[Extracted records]
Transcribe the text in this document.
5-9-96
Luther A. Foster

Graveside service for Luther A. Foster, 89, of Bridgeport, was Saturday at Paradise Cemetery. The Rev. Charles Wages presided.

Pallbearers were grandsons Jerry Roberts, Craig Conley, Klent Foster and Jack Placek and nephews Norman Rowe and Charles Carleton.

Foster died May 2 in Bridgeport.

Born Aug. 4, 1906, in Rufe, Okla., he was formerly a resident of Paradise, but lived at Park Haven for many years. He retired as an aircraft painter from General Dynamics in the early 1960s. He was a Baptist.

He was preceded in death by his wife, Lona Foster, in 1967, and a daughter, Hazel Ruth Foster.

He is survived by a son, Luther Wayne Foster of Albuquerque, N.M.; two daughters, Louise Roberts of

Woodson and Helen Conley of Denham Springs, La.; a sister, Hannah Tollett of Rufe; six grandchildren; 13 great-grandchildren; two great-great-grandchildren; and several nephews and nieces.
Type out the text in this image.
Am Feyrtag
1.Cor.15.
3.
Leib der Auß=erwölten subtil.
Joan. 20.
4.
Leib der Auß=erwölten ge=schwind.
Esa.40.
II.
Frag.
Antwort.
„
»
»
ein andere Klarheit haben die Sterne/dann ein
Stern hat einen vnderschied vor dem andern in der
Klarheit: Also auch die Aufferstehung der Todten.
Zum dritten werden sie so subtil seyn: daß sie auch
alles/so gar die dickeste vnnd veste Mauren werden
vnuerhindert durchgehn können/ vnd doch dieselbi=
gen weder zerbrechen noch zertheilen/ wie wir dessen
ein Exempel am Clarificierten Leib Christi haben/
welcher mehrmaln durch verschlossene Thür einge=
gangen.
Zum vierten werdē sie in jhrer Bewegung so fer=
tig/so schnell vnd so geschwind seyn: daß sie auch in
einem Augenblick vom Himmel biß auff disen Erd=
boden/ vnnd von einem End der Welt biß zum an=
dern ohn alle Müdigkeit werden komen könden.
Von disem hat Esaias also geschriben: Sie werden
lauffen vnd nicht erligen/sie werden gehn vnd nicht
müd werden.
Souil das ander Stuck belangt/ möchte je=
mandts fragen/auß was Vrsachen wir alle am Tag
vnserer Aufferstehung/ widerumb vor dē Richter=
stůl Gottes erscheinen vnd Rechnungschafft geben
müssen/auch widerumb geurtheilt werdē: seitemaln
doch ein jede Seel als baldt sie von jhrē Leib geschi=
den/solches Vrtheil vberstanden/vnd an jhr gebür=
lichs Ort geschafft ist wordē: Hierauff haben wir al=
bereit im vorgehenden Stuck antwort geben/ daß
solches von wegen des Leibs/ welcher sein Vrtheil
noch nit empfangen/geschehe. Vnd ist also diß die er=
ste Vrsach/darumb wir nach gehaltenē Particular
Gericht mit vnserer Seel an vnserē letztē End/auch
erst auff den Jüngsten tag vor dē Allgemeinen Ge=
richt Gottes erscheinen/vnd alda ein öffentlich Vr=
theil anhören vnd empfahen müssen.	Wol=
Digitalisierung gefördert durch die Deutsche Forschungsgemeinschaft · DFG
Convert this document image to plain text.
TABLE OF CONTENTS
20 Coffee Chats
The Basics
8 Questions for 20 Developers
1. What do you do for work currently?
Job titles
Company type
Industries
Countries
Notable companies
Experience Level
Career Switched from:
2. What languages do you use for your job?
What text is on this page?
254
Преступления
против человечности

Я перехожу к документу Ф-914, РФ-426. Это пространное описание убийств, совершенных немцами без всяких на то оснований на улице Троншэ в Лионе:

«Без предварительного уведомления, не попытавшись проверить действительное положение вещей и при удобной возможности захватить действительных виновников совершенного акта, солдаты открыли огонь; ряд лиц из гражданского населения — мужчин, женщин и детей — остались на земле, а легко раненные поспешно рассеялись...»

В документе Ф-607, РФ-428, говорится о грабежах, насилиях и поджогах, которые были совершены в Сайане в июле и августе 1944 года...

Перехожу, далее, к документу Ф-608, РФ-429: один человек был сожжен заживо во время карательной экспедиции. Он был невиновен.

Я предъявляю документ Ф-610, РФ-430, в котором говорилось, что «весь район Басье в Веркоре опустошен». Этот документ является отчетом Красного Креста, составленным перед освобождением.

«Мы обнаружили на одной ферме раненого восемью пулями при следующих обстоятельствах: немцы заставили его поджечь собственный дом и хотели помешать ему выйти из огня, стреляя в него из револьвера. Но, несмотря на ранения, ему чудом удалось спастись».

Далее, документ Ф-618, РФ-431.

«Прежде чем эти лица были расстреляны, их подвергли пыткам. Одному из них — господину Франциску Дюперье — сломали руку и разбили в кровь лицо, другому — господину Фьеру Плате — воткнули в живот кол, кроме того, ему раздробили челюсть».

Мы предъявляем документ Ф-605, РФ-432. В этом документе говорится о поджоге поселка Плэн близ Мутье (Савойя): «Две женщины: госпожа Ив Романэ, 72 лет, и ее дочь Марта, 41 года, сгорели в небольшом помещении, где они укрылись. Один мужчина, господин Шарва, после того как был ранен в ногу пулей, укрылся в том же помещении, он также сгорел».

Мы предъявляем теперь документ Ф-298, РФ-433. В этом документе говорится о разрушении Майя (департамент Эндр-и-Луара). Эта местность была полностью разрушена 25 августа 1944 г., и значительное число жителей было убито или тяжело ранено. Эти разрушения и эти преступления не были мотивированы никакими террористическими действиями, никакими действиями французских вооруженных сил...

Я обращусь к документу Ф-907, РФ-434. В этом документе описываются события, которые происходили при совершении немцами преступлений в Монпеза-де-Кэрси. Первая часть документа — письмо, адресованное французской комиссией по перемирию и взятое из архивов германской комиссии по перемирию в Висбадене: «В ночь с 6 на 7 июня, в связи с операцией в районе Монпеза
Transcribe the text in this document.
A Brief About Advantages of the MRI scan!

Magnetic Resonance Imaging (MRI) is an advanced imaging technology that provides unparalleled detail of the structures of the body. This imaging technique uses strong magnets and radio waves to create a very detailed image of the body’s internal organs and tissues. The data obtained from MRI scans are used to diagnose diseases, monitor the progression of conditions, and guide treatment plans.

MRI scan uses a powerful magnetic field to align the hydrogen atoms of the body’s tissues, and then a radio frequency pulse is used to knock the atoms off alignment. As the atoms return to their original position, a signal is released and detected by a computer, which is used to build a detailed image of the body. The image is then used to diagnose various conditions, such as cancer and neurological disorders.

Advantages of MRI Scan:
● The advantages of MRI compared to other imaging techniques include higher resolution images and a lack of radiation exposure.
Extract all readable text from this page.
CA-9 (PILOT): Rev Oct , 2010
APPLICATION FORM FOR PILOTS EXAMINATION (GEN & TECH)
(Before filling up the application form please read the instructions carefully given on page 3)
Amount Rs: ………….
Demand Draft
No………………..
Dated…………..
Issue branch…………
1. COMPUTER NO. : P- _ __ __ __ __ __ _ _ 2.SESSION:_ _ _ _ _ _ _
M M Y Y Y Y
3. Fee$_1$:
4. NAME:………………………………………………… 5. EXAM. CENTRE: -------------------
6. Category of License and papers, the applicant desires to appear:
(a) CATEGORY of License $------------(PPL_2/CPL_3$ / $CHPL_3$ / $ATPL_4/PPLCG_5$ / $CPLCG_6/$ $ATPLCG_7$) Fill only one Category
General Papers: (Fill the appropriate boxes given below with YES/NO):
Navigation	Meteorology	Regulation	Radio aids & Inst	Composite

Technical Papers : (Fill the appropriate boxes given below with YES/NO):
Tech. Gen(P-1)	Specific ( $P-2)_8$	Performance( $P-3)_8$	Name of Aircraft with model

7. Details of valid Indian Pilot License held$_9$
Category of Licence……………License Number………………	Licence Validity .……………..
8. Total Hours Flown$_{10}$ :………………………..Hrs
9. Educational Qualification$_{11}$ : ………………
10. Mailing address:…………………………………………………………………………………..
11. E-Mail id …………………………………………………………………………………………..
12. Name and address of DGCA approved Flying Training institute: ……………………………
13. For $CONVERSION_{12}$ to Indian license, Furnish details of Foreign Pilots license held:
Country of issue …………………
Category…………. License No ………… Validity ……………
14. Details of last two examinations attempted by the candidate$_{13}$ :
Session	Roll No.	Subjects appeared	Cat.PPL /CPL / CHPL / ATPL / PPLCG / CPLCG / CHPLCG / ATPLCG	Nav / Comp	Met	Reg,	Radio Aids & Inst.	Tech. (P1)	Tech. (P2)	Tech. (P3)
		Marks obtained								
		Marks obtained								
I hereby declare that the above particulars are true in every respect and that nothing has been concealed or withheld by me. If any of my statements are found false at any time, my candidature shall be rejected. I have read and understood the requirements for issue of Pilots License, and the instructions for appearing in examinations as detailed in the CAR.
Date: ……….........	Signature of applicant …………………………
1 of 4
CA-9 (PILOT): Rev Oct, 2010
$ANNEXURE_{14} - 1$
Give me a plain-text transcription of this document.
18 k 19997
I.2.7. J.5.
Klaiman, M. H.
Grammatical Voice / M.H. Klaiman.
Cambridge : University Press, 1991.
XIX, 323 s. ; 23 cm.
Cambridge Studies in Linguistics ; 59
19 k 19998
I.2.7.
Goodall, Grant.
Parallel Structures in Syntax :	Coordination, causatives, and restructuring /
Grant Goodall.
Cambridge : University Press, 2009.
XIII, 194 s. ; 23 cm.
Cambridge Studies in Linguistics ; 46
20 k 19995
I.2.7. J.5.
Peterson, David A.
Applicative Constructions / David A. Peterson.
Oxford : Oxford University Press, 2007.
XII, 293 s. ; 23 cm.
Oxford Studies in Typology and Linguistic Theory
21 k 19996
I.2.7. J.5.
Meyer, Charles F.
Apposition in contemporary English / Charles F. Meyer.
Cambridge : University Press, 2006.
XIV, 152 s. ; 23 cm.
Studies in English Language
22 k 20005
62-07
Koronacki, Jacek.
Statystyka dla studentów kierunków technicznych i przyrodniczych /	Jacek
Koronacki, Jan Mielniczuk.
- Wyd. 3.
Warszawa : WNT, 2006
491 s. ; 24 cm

-- STATED PROBLEM --
Return every line above in which the string "Charles" occurs.

-- EXERCISE ANSWER --
Graveside service for Luther A. Foster, 89, of Bridgeport, was Saturday at Paradise Cemetery. The Rev. Charles Wages presided.
Pallbearers were grandsons Jerry Roberts, Craig Conley, Klent Foster and Jack Placek and nephews Norman Rowe and Charles Carleton.
Meyer, Charles F.
Apposition in contemporary English / Charles F. Meyer.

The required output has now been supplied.